** Material for this task **

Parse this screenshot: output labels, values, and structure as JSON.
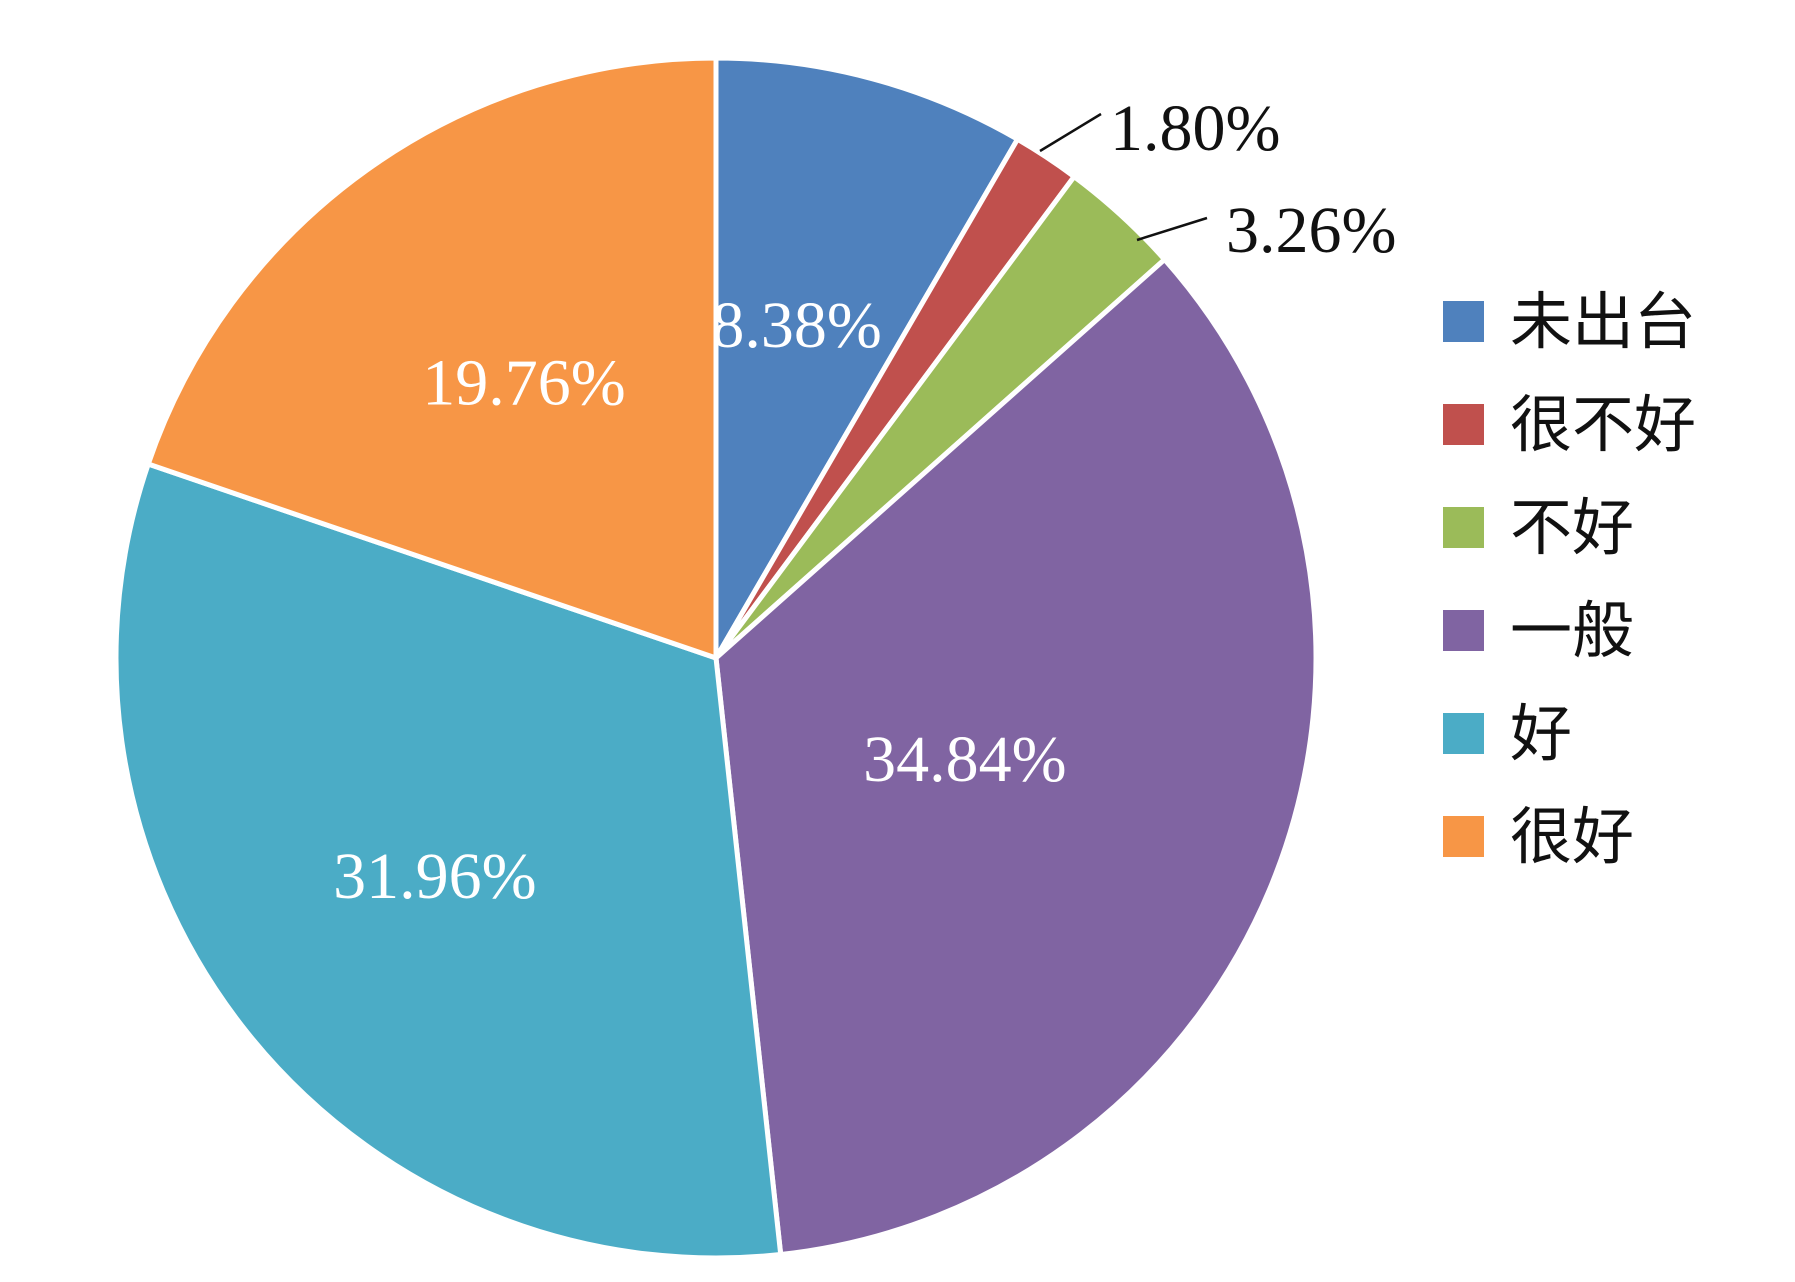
{
  "chart_data": {
    "type": "pie",
    "categories": [
      "未出台",
      "很不好",
      "不好",
      "一般",
      "好",
      "很好"
    ],
    "values": [
      8.38,
      1.8,
      3.26,
      34.84,
      31.96,
      19.76
    ],
    "labels": [
      "8.38%",
      "1.80%",
      "3.26%",
      "34.84%",
      "31.96%",
      "19.76%"
    ],
    "colors": [
      "#4f81bd",
      "#c0504d",
      "#9bbb59",
      "#8064a2",
      "#4bacc6",
      "#f79646"
    ],
    "legend_position": "right",
    "start_angle": "12 o'clock",
    "direction": "clockwise"
  }
}
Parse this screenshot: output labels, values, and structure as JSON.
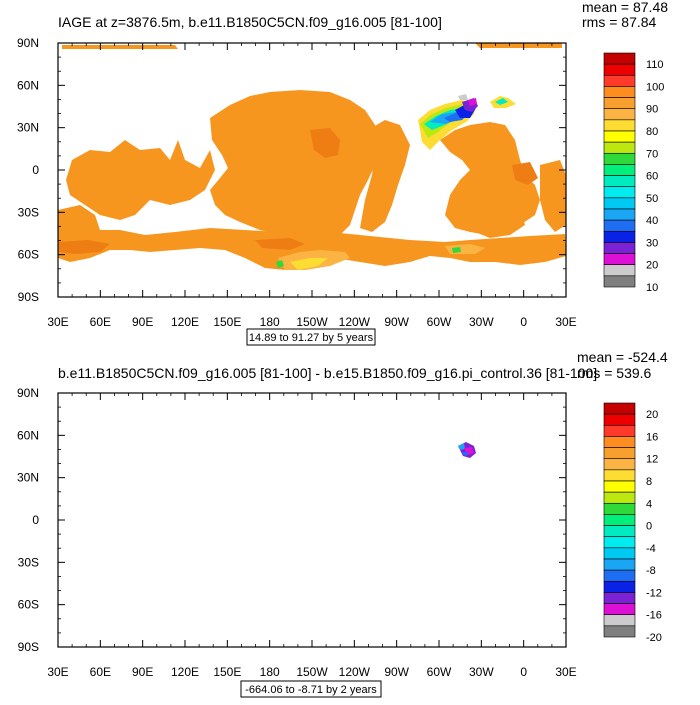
{
  "panels": [
    {
      "title": "IAGE at z=3876.5m, b.e11.B1850C5CN.f09_g16.005 [81-100]",
      "stats": {
        "mean": "mean = 87.48",
        "rms": "rms = 87.84"
      },
      "range_note": "14.89 to 91.27 by 5 years"
    },
    {
      "title": "b.e11.B1850C5CN.f09_g16.005 [81-100] - b.e15.B1850.f09_g16.pi_control.36 [81-100]",
      "stats": {
        "mean": "mean = -524.4",
        "rms": "rms = 539.6"
      },
      "range_note": "-664.06 to -8.71 by 2 years"
    }
  ],
  "chart_data": [
    {
      "type": "heatmap",
      "title": "IAGE at z=3876.5m, b.e11.B1850C5CN.f09_g16.005 [81-100]",
      "x_ticks": [
        "30E",
        "60E",
        "90E",
        "120E",
        "150E",
        "180",
        "150W",
        "120W",
        "90W",
        "60W",
        "30W",
        "0",
        "30E"
      ],
      "y_ticks": [
        "90N",
        "60N",
        "30N",
        "0",
        "30S",
        "60S",
        "90S"
      ],
      "colorbar": {
        "labels": [
          "110",
          "100",
          "90",
          "80",
          "70",
          "60",
          "50",
          "40",
          "30",
          "20",
          "10"
        ],
        "colors": [
          "#c40000",
          "#ee0000",
          "#ff3a2a",
          "#ff8c1e",
          "#f7a030",
          "#fbb444",
          "#fddc33",
          "#ffff00",
          "#bce70f",
          "#2fd93a",
          "#00ee7a",
          "#00ecc0",
          "#00ecf0",
          "#00c9f2",
          "#1aa6f5",
          "#1e6ef2",
          "#0a21e6",
          "#7b22d6",
          "#dd11d6",
          "#cccccc",
          "#7f7f7f"
        ]
      },
      "mean": 87.48,
      "rms": 87.84,
      "contour_min": 14.89,
      "contour_max": 91.27,
      "contour_interval": 5
    },
    {
      "type": "heatmap",
      "title": "b.e11.B1850C5CN.f09_g16.005 [81-100] - b.e15.B1850.f09_g16.pi_control.36 [81-100]",
      "x_ticks": [
        "30E",
        "60E",
        "90E",
        "120E",
        "150E",
        "180",
        "150W",
        "120W",
        "90W",
        "60W",
        "30W",
        "0",
        "30E"
      ],
      "y_ticks": [
        "90N",
        "60N",
        "30N",
        "0",
        "30S",
        "60S",
        "90S"
      ],
      "colorbar": {
        "labels": [
          "20",
          "16",
          "12",
          "8",
          "4",
          "0",
          "-4",
          "-8",
          "-12",
          "-16",
          "-20"
        ],
        "colors": [
          "#c40000",
          "#ee0000",
          "#ff3a2a",
          "#ff8c1e",
          "#f7a030",
          "#fbb444",
          "#fddc33",
          "#ffff00",
          "#bce70f",
          "#2fd93a",
          "#00ee7a",
          "#00ecc0",
          "#00ecf0",
          "#00c9f2",
          "#1aa6f5",
          "#1e6ef2",
          "#0a21e6",
          "#7b22d6",
          "#dd11d6",
          "#cccccc",
          "#7f7f7f"
        ]
      },
      "mean": -524.4,
      "rms": 539.6,
      "contour_min": -664.06,
      "contour_max": -8.71,
      "contour_interval": 2
    }
  ]
}
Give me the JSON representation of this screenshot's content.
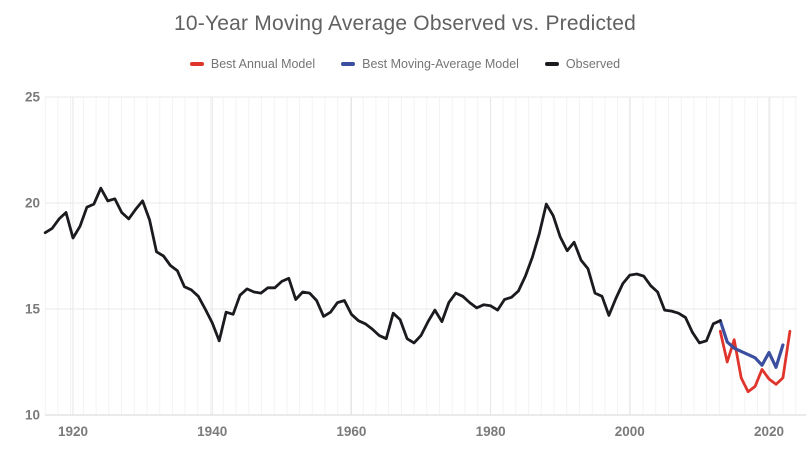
{
  "chart_data": {
    "type": "line",
    "title": "10-Year Moving Average Observed vs. Predicted",
    "legend_position": "top",
    "grid": true,
    "x_axis": {
      "range": [
        1916,
        2024.5
      ],
      "ticks": [
        1920,
        1940,
        1960,
        1980,
        2000,
        2020
      ]
    },
    "y_axis": {
      "range": [
        10,
        25
      ],
      "ticks": [
        10,
        15,
        20,
        25
      ]
    },
    "series": [
      {
        "name": "Best Annual Model",
        "color": "#e0352c",
        "start_year": 2013,
        "values": [
          13.95,
          12.5,
          13.55,
          11.75,
          11.1,
          11.35,
          12.15,
          11.7,
          11.45,
          11.75,
          13.95
        ]
      },
      {
        "name": "Best Moving-Average Model",
        "color": "#3c4f9f",
        "start_year": 2013,
        "values": [
          14.45,
          13.45,
          13.15,
          13.0,
          12.85,
          12.7,
          12.35,
          12.95,
          12.25,
          13.3
        ]
      },
      {
        "name": "Observed",
        "color": "#1b1b1f",
        "start_year": 1916,
        "values": [
          18.6,
          18.8,
          19.25,
          19.55,
          18.35,
          18.9,
          19.8,
          19.95,
          20.7,
          20.1,
          20.2,
          19.55,
          19.25,
          19.7,
          20.1,
          19.2,
          17.7,
          17.5,
          17.05,
          16.8,
          16.05,
          15.9,
          15.6,
          15.0,
          14.35,
          13.5,
          14.85,
          14.75,
          15.65,
          15.95,
          15.8,
          15.75,
          16.0,
          16.0,
          16.3,
          16.45,
          15.45,
          15.8,
          15.75,
          15.4,
          14.65,
          14.85,
          15.3,
          15.4,
          14.75,
          14.45,
          14.3,
          14.05,
          13.75,
          13.6,
          14.8,
          14.5,
          13.6,
          13.4,
          13.75,
          14.4,
          14.95,
          14.4,
          15.3,
          15.75,
          15.6,
          15.3,
          15.05,
          15.2,
          15.15,
          14.95,
          15.45,
          15.55,
          15.85,
          16.55,
          17.45,
          18.55,
          19.95,
          19.4,
          18.4,
          17.75,
          18.15,
          17.3,
          16.9,
          15.75,
          15.6,
          14.7,
          15.5,
          16.2,
          16.6,
          16.65,
          16.55,
          16.1,
          15.8,
          14.95,
          14.9,
          14.8,
          14.6,
          13.9,
          13.4,
          13.5,
          14.3,
          14.45
        ]
      }
    ],
    "colors": {
      "title_text": "#616161",
      "axis_text": "#7b7b7b",
      "grid_minor_vertical": "#f3f3f3",
      "grid_major_vertical": "#e4e4e4",
      "grid_horizontal": "#e8e8e8",
      "baseline": "#d6d6d6",
      "background": "#ffffff"
    }
  }
}
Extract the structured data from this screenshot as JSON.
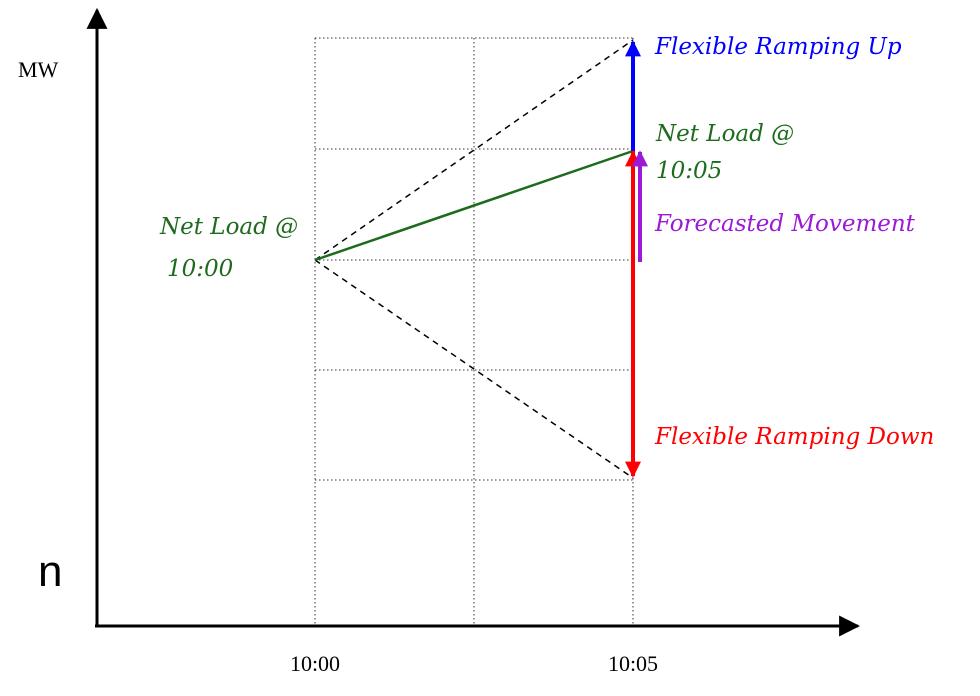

** The problem **
Repeat the entries exactly. Pictures are excluded from the copy.

** Output of the exercise **
Parse this screenshot: output labels, values, and structure as JSON.
{
  "chart_data": {
    "type": "pie",
    "categories": [
      "未出台",
      "很不好",
      "不好",
      "一般",
      "好",
      "很好"
    ],
    "values": [
      8.38,
      1.8,
      3.26,
      34.84,
      31.96,
      19.76
    ],
    "labels": [
      "8.38%",
      "1.80%",
      "3.26%",
      "34.84%",
      "31.96%",
      "19.76%"
    ],
    "colors": [
      "#4f81bd",
      "#c0504d",
      "#9bbb59",
      "#8064a2",
      "#4bacc6",
      "#f79646"
    ],
    "legend_position": "right",
    "start_angle": "12 o'clock",
    "direction": "clockwise"
  }
}
Parse this screenshot: output labels, values, and structure as JSON.
{
  "panels": [
    {
      "title": "IAGE at z=3876.5m, b.e11.B1850C5CN.f09_g16.005 [81-100]",
      "stats": {
        "mean": "mean = 87.48",
        "rms": "rms = 87.84"
      },
      "range_note": "14.89 to 91.27 by 5 years"
    },
    {
      "title": "b.e11.B1850C5CN.f09_g16.005 [81-100] - b.e15.B1850.f09_g16.pi_control.36 [81-100]",
      "stats": {
        "mean": "mean = -524.4",
        "rms": "rms = 539.6"
      },
      "range_note": "-664.06 to -8.71 by 2 years"
    }
  ],
  "chart_data": [
    {
      "type": "heatmap",
      "title": "IAGE at z=3876.5m, b.e11.B1850C5CN.f09_g16.005 [81-100]",
      "x_ticks": [
        "30E",
        "60E",
        "90E",
        "120E",
        "150E",
        "180",
        "150W",
        "120W",
        "90W",
        "60W",
        "30W",
        "0",
        "30E"
      ],
      "y_ticks": [
        "90N",
        "60N",
        "30N",
        "0",
        "30S",
        "60S",
        "90S"
      ],
      "colorbar": {
        "labels": [
          "110",
          "100",
          "90",
          "80",
          "70",
          "60",
          "50",
          "40",
          "30",
          "20",
          "10"
        ],
        "colors": [
          "#c40000",
          "#ee0000",
          "#ff3a2a",
          "#ff8c1e",
          "#f7a030",
          "#fbb444",
          "#fddc33",
          "#ffff00",
          "#bce70f",
          "#2fd93a",
          "#00ee7a",
          "#00ecc0",
          "#00ecf0",
          "#00c9f2",
          "#1aa6f5",
          "#1e6ef2",
          "#0a21e6",
          "#7b22d6",
          "#dd11d6",
          "#cccccc",
          "#7f7f7f"
        ]
      },
      "mean": 87.48,
      "rms": 87.84,
      "contour_min": 14.89,
      "contour_max": 91.27,
      "contour_interval": 5
    },
    {
      "type": "heatmap",
      "title": "b.e11.B1850C5CN.f09_g16.005 [81-100] - b.e15.B1850.f09_g16.pi_control.36 [81-100]",
      "x_ticks": [
        "30E",
        "60E",
        "90E",
        "120E",
        "150E",
        "180",
        "150W",
        "120W",
        "90W",
        "60W",
        "30W",
        "0",
        "30E"
      ],
      "y_ticks": [
        "90N",
        "60N",
        "30N",
        "0",
        "30S",
        "60S",
        "90S"
      ],
      "colorbar": {
        "labels": [
          "20",
          "16",
          "12",
          "8",
          "4",
          "0",
          "-4",
          "-8",
          "-12",
          "-16",
          "-20"
        ],
        "colors": [
          "#c40000",
          "#ee0000",
          "#ff3a2a",
          "#ff8c1e",
          "#f7a030",
          "#fbb444",
          "#fddc33",
          "#ffff00",
          "#bce70f",
          "#2fd93a",
          "#00ee7a",
          "#00ecc0",
          "#00ecf0",
          "#00c9f2",
          "#1aa6f5",
          "#1e6ef2",
          "#0a21e6",
          "#7b22d6",
          "#dd11d6",
          "#cccccc",
          "#7f7f7f"
        ]
      },
      "mean": -524.4,
      "rms": 539.6,
      "contour_min": -664.06,
      "contour_max": -8.71,
      "contour_interval": 2
    }
  ]
}
Give me the JSON representation of this screenshot's content.
{
  "chart_data": {
    "type": "line",
    "title": "10-Year Moving Average Observed vs. Predicted",
    "legend_position": "top",
    "grid": true,
    "x_axis": {
      "range": [
        1916,
        2024.5
      ],
      "ticks": [
        1920,
        1940,
        1960,
        1980,
        2000,
        2020
      ]
    },
    "y_axis": {
      "range": [
        10,
        25
      ],
      "ticks": [
        10,
        15,
        20,
        25
      ]
    },
    "series": [
      {
        "name": "Best Annual Model",
        "color": "#e0352c",
        "start_year": 2013,
        "values": [
          13.95,
          12.5,
          13.55,
          11.75,
          11.1,
          11.35,
          12.15,
          11.7,
          11.45,
          11.75,
          13.95
        ]
      },
      {
        "name": "Best Moving-Average Model",
        "color": "#3c4f9f",
        "start_year": 2013,
        "values": [
          14.45,
          13.45,
          13.15,
          13.0,
          12.85,
          12.7,
          12.35,
          12.95,
          12.25,
          13.3
        ]
      },
      {
        "name": "Observed",
        "color": "#1b1b1f",
        "start_year": 1916,
        "values": [
          18.6,
          18.8,
          19.25,
          19.55,
          18.35,
          18.9,
          19.8,
          19.95,
          20.7,
          20.1,
          20.2,
          19.55,
          19.25,
          19.7,
          20.1,
          19.2,
          17.7,
          17.5,
          17.05,
          16.8,
          16.05,
          15.9,
          15.6,
          15.0,
          14.35,
          13.5,
          14.85,
          14.75,
          15.65,
          15.95,
          15.8,
          15.75,
          16.0,
          16.0,
          16.3,
          16.45,
          15.45,
          15.8,
          15.75,
          15.4,
          14.65,
          14.85,
          15.3,
          15.4,
          14.75,
          14.45,
          14.3,
          14.05,
          13.75,
          13.6,
          14.8,
          14.5,
          13.6,
          13.4,
          13.75,
          14.4,
          14.95,
          14.4,
          15.3,
          15.75,
          15.6,
          15.3,
          15.05,
          15.2,
          15.15,
          14.95,
          15.45,
          15.55,
          15.85,
          16.55,
          17.45,
          18.55,
          19.95,
          19.4,
          18.4,
          17.75,
          18.15,
          17.3,
          16.9,
          15.75,
          15.6,
          14.7,
          15.5,
          16.2,
          16.6,
          16.65,
          16.55,
          16.1,
          15.8,
          14.95,
          14.9,
          14.8,
          14.6,
          13.9,
          13.4,
          13.5,
          14.3,
          14.45
        ]
      }
    ],
    "colors": {
      "title_text": "#616161",
      "axis_text": "#7b7b7b",
      "grid_minor_vertical": "#f3f3f3",
      "grid_major_vertical": "#e4e4e4",
      "grid_horizontal": "#e8e8e8",
      "baseline": "#d6d6d6",
      "background": "#ffffff"
    }
  }
}
Extract the structured data from this screenshot as JSON.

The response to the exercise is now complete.